▶ **EXERCISE REQUIREMENTS**
Output all lines exactly.

▶ **RECORDS PROVIDED**
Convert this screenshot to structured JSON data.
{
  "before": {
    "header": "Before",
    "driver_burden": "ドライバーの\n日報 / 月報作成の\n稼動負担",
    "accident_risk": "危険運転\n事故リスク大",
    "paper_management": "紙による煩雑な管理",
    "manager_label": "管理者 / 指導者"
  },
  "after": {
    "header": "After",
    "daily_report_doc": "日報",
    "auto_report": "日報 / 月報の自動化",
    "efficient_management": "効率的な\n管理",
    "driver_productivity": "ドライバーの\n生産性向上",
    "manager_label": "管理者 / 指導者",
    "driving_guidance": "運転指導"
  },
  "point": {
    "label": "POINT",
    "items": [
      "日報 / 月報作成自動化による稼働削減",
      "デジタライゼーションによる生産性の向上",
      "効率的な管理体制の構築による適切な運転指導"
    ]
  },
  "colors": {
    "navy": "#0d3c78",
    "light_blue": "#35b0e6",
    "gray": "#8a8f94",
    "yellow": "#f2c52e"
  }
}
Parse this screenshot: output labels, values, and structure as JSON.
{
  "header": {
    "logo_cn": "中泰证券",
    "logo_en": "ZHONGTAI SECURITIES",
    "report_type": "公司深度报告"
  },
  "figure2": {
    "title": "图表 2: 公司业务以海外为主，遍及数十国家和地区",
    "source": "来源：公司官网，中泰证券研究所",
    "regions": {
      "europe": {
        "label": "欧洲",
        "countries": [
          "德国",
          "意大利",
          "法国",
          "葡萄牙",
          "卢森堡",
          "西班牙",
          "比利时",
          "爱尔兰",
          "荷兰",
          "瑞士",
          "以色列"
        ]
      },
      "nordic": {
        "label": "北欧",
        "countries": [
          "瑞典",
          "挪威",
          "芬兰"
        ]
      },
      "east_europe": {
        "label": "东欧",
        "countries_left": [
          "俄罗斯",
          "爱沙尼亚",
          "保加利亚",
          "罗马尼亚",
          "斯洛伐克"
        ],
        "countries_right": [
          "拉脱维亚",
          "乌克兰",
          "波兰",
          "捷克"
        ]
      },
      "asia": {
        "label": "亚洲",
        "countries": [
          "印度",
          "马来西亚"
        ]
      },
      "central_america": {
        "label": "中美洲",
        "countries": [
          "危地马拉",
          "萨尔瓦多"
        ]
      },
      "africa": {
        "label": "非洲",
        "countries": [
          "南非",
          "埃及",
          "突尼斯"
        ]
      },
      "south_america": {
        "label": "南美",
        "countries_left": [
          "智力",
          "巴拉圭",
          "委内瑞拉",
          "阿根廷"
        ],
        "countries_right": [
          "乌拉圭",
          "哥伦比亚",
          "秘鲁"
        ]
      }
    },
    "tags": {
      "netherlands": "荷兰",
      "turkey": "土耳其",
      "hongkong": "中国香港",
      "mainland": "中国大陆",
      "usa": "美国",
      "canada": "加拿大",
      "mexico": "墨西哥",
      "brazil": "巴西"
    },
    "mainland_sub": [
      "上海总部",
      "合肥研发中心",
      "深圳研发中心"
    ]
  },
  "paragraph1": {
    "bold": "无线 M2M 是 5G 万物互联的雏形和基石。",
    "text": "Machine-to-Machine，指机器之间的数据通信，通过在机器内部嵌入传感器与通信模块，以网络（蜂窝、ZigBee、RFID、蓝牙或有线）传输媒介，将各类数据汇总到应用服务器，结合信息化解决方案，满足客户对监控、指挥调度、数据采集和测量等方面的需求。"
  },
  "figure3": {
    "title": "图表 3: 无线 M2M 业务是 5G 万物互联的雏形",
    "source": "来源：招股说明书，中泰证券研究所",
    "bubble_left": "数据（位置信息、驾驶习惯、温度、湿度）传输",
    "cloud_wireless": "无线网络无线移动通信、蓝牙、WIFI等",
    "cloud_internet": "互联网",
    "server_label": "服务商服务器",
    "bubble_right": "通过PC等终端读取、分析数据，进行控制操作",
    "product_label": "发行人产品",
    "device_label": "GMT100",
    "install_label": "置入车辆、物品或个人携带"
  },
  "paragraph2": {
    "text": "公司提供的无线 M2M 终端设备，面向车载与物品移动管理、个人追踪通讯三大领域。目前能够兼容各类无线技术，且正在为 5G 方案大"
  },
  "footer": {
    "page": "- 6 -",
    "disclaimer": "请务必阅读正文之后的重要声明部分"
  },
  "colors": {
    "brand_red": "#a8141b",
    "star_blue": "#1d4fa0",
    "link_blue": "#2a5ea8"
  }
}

▶ **THE OUTPUT**
Convert this screenshot to structured JSON data.
{
  "before": {
    "header": "Before",
    "driver_burden": "ドライバーの\n日報 / 月報作成の\n稼動負担",
    "accident_risk": "危険運転\n事故リスク大",
    "paper_management": "紙による煩雑な管理",
    "manager_label": "管理者 / 指導者"
  },
  "after": {
    "header": "After",
    "daily_report_doc": "日報",
    "auto_report": "日報 / 月報の自動化",
    "efficient_management": "効率的な\n管理",
    "driver_productivity": "ドライバーの\n生産性向上",
    "manager_label": "管理者 / 指導者",
    "driving_guidance": "運転指導"
  },
  "point": {
    "label": "POINT",
    "items": [
      "日報 / 月報作成自動化による稼働削減",
      "デジタライゼーションによる生産性の向上",
      "効率的な管理体制の構築による適切な運転指導"
    ]
  },
  "colors": {
    "navy": "#0d3c78",
    "light_blue": "#35b0e6",
    "gray": "#8a8f94",
    "yellow": "#f2c52e"
  }
}
Parse this screenshot: output labels, values, and structure as JSON.
{
  "header": {
    "logo_cn": "中泰证券",
    "logo_en": "ZHONGTAI SECURITIES",
    "report_type": "公司深度报告"
  },
  "figure2": {
    "title": "图表 2: 公司业务以海外为主，遍及数十国家和地区",
    "source": "来源：公司官网，中泰证券研究所",
    "regions": {
      "europe": {
        "label": "欧洲",
        "countries": [
          "德国",
          "意大利",
          "法国",
          "葡萄牙",
          "卢森堡",
          "西班牙",
          "比利时",
          "爱尔兰",
          "荷兰",
          "瑞士",
          "以色列"
        ]
      },
      "nordic": {
        "label": "北欧",
        "countries": [
          "瑞典",
          "挪威",
          "芬兰"
        ]
      },
      "east_europe": {
        "label": "东欧",
        "countries_left": [
          "俄罗斯",
          "爱沙尼亚",
          "保加利亚",
          "罗马尼亚",
          "斯洛伐克"
        ],
        "countries_right": [
          "拉脱维亚",
          "乌克兰",
          "波兰",
          "捷克"
        ]
      },
      "asia": {
        "label": "亚洲",
        "countries": [
          "印度",
          "马来西亚"
        ]
      },
      "central_america": {
        "label": "中美洲",
        "countries": [
          "危地马拉",
          "萨尔瓦多"
        ]
      },
      "africa": {
        "label": "非洲",
        "countries": [
          "南非",
          "埃及",
          "突尼斯"
        ]
      },
      "south_america": {
        "label": "南美",
        "countries_left": [
          "智力",
          "巴拉圭",
          "委内瑞拉",
          "阿根廷"
        ],
        "countries_right": [
          "乌拉圭",
          "哥伦比亚",
          "秘鲁"
        ]
      }
    },
    "tags": {
      "netherlands": "荷兰",
      "turkey": "土耳其",
      "hongkong": "中国香港",
      "mainland": "中国大陆",
      "usa": "美国",
      "canada": "加拿大",
      "mexico": "墨西哥",
      "brazil": "巴西"
    },
    "mainland_sub": [
      "上海总部",
      "合肥研发中心",
      "深圳研发中心"
    ]
  },
  "paragraph1": {
    "bold": "无线 M2M 是 5G 万物互联的雏形和基石。",
    "text": "Machine-to-Machine，指机器之间的数据通信，通过在机器内部嵌入传感器与通信模块，以网络（蜂窝、ZigBee、RFID、蓝牙或有线）传输媒介，将各类数据汇总到应用服务器，结合信息化解决方案，满足客户对监控、指挥调度、数据采集和测量等方面的需求。"
  },
  "figure3": {
    "title": "图表 3: 无线 M2M 业务是 5G 万物互联的雏形",
    "source": "来源：招股说明书，中泰证券研究所",
    "bubble_left": "数据（位置信息、驾驶习惯、温度、湿度）传输",
    "cloud_wireless": "无线网络无线移动通信、蓝牙、WIFI等",
    "cloud_internet": "互联网",
    "server_label": "服务商服务器",
    "bubble_right": "通过PC等终端读取、分析数据，进行控制操作",
    "product_label": "发行人产品",
    "device_label": "GMT100",
    "install_label": "置入车辆、物品或个人携带"
  },
  "paragraph2": {
    "text": "公司提供的无线 M2M 终端设备，面向车载与物品移动管理、个人追踪通讯三大领域。目前能够兼容各类无线技术，且正在为 5G 方案大"
  },
  "footer": {
    "page": "- 6 -",
    "disclaimer": "请务必阅读正文之后的重要声明部分"
  },
  "colors": {
    "brand_red": "#a8141b",
    "star_blue": "#1d4fa0",
    "link_blue": "#2a5ea8"
  }
}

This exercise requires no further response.